§ Excerpted records:
-=-=-=-=-

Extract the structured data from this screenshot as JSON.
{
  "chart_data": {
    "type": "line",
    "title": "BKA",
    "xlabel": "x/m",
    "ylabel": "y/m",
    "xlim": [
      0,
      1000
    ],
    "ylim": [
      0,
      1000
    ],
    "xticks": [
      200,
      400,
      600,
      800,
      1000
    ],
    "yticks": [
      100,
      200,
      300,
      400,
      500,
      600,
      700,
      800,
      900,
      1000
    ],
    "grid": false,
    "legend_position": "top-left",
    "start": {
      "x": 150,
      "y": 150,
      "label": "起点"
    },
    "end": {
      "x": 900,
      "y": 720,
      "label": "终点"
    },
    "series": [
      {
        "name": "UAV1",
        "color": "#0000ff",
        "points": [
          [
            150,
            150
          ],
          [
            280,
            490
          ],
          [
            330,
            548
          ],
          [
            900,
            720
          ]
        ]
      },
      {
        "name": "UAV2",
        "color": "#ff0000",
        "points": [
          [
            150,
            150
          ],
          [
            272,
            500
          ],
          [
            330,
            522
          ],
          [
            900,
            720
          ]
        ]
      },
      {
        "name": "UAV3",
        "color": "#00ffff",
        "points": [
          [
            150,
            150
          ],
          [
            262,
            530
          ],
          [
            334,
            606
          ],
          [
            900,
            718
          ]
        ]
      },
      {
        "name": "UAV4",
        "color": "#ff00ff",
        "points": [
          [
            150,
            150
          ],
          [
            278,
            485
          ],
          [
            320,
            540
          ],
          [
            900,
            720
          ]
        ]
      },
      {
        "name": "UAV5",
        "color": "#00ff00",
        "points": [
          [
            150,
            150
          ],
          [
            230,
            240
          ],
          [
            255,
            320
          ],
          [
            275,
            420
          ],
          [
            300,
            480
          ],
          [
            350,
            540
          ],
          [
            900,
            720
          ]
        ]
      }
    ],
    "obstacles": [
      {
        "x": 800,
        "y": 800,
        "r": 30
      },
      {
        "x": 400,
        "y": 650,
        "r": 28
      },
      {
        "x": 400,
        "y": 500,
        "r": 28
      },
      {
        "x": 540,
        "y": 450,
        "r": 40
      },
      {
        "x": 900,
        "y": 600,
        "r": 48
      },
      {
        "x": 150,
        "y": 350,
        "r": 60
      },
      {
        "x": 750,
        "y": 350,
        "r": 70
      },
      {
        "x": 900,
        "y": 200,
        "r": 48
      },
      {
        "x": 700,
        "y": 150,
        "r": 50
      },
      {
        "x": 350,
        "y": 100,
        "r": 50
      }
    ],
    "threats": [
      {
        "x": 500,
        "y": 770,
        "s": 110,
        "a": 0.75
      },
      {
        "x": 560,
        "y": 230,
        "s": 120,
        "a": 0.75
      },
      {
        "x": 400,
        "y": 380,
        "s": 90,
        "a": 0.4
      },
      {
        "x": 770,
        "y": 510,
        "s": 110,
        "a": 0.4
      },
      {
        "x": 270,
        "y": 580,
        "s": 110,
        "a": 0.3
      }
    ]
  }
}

-=-=-=-=-

§ Instructions for the task: Transcribe the material above in its entirety. Match it exactly.

§ Result below:
Extract the structured data from this screenshot as JSON.
{
  "chart_data": {
    "type": "line",
    "title": "BKA",
    "xlabel": "x/m",
    "ylabel": "y/m",
    "xlim": [
      0,
      1000
    ],
    "ylim": [
      0,
      1000
    ],
    "xticks": [
      200,
      400,
      600,
      800,
      1000
    ],
    "yticks": [
      100,
      200,
      300,
      400,
      500,
      600,
      700,
      800,
      900,
      1000
    ],
    "grid": false,
    "legend_position": "top-left",
    "start": {
      "x": 150,
      "y": 150,
      "label": "起点"
    },
    "end": {
      "x": 900,
      "y": 720,
      "label": "终点"
    },
    "series": [
      {
        "name": "UAV1",
        "color": "#0000ff",
        "points": [
          [
            150,
            150
          ],
          [
            280,
            490
          ],
          [
            330,
            548
          ],
          [
            900,
            720
          ]
        ]
      },
      {
        "name": "UAV2",
        "color": "#ff0000",
        "points": [
          [
            150,
            150
          ],
          [
            272,
            500
          ],
          [
            330,
            522
          ],
          [
            900,
            720
          ]
        ]
      },
      {
        "name": "UAV3",
        "color": "#00ffff",
        "points": [
          [
            150,
            150
          ],
          [
            262,
            530
          ],
          [
            334,
            606
          ],
          [
            900,
            718
          ]
        ]
      },
      {
        "name": "UAV4",
        "color": "#ff00ff",
        "points": [
          [
            150,
            150
          ],
          [
            278,
            485
          ],
          [
            320,
            540
          ],
          [
            900,
            720
          ]
        ]
      },
      {
        "name": "UAV5",
        "color": "#00ff00",
        "points": [
          [
            150,
            150
          ],
          [
            230,
            240
          ],
          [
            255,
            320
          ],
          [
            275,
            420
          ],
          [
            300,
            480
          ],
          [
            350,
            540
          ],
          [
            900,
            720
          ]
        ]
      }
    ],
    "obstacles": [
      {
        "x": 800,
        "y": 800,
        "r": 30
      },
      {
        "x": 400,
        "y": 650,
        "r": 28
      },
      {
        "x": 400,
        "y": 500,
        "r": 28
      },
      {
        "x": 540,
        "y": 450,
        "r": 40
      },
      {
        "x": 900,
        "y": 600,
        "r": 48
      },
      {
        "x": 150,
        "y": 350,
        "r": 60
      },
      {
        "x": 750,
        "y": 350,
        "r": 70
      },
      {
        "x": 900,
        "y": 200,
        "r": 48
      },
      {
        "x": 700,
        "y": 150,
        "r": 50
      },
      {
        "x": 350,
        "y": 100,
        "r": 50
      }
    ],
    "threats": [
      {
        "x": 500,
        "y": 770,
        "s": 110,
        "a": 0.75
      },
      {
        "x": 560,
        "y": 230,
        "s": 120,
        "a": 0.75
      },
      {
        "x": 400,
        "y": 380,
        "s": 90,
        "a": 0.4
      },
      {
        "x": 770,
        "y": 510,
        "s": 110,
        "a": 0.4
      },
      {
        "x": 270,
        "y": 580,
        "s": 110,
        "a": 0.3
      }
    ]
  }
}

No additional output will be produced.